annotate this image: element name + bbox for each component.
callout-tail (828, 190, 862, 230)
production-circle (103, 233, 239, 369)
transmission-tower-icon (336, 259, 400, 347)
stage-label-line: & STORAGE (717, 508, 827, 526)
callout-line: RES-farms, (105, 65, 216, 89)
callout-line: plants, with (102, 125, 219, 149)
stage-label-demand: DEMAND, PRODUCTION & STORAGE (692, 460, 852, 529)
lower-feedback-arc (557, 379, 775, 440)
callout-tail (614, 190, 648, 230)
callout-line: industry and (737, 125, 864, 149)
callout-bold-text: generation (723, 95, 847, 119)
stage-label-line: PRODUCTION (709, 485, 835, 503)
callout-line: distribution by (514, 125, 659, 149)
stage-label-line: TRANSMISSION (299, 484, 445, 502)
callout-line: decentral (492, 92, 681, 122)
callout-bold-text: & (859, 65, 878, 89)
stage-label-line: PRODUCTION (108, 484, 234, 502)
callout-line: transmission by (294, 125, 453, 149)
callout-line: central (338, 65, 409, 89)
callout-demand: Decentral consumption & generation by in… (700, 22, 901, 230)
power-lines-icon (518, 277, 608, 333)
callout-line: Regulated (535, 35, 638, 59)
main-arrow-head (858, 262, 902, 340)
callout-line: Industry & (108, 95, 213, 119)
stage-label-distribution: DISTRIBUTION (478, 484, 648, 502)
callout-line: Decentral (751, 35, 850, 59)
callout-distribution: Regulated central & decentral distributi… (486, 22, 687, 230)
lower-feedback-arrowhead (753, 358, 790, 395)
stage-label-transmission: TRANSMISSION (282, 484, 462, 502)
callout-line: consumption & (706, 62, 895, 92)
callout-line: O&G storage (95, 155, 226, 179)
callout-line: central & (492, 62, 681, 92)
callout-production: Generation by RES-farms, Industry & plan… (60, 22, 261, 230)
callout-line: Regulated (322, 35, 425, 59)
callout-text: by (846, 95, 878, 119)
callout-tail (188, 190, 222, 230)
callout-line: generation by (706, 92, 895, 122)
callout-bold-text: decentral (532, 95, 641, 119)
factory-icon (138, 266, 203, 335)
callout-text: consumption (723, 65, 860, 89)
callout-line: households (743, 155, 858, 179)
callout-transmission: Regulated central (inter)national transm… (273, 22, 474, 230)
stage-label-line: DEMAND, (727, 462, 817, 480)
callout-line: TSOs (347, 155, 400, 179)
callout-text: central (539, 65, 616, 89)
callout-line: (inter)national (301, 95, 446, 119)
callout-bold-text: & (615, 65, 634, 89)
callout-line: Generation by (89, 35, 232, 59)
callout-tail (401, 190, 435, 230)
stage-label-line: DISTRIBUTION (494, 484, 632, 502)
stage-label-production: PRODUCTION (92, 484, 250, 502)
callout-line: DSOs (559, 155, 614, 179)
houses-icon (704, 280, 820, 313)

┄┄┄┄┄┄

Could you transcribe the material above verbatim, starting at its first line and stopping after the line that contains "lower-feedback-arrowhead (753, 358, 790, 395)"?

annotate this image: element name + bbox for each component.
callout-tail (828, 190, 862, 230)
production-circle (103, 233, 239, 369)
transmission-tower-icon (336, 259, 400, 347)
stage-label-line: & STORAGE (717, 508, 827, 526)
callout-line: RES-farms, (105, 65, 216, 89)
callout-line: plants, with (102, 125, 219, 149)
stage-label-demand: DEMAND, PRODUCTION & STORAGE (692, 460, 852, 529)
lower-feedback-arc (557, 379, 775, 440)
callout-tail (614, 190, 648, 230)
callout-line: industry and (737, 125, 864, 149)
callout-bold-text: generation (723, 95, 847, 119)
stage-label-line: PRODUCTION (709, 485, 835, 503)
callout-line: distribution by (514, 125, 659, 149)
stage-label-line: TRANSMISSION (299, 484, 445, 502)
callout-line: decentral (492, 92, 681, 122)
callout-bold-text: & (859, 65, 878, 89)
stage-label-line: PRODUCTION (108, 484, 234, 502)
callout-line: transmission by (294, 125, 453, 149)
callout-line: central (338, 65, 409, 89)
callout-demand: Decentral consumption & generation by in… (700, 22, 901, 230)
power-lines-icon (518, 277, 608, 333)
callout-line: Regulated (535, 35, 638, 59)
main-arrow-head (858, 262, 902, 340)
callout-line: Industry & (108, 95, 213, 119)
stage-label-distribution: DISTRIBUTION (478, 484, 648, 502)
callout-line: Decentral (751, 35, 850, 59)
callout-distribution: Regulated central & decentral distributi… (486, 22, 687, 230)
lower-feedback-arrowhead (753, 358, 790, 395)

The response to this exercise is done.